* _Task objective_
Scan the data below. Pull out each line where "ordo" occurs.

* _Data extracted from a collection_
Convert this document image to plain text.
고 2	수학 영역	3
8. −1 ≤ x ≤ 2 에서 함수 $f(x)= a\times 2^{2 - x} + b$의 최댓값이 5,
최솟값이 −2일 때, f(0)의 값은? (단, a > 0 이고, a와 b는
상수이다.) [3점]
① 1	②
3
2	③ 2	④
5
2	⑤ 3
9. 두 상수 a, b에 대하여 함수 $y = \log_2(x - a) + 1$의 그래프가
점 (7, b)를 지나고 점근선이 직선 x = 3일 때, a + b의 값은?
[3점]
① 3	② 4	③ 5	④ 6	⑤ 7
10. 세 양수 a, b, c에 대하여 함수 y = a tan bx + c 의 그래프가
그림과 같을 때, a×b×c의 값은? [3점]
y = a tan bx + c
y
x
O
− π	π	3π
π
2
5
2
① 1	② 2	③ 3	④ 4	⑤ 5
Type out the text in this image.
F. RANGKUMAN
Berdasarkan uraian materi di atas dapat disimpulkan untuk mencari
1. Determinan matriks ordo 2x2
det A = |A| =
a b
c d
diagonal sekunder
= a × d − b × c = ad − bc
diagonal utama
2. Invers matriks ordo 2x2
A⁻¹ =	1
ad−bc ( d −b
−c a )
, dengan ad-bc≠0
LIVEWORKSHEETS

* _The reply_
1. Determinan matriks ordo 2x2
2. Invers matriks ordo 2x2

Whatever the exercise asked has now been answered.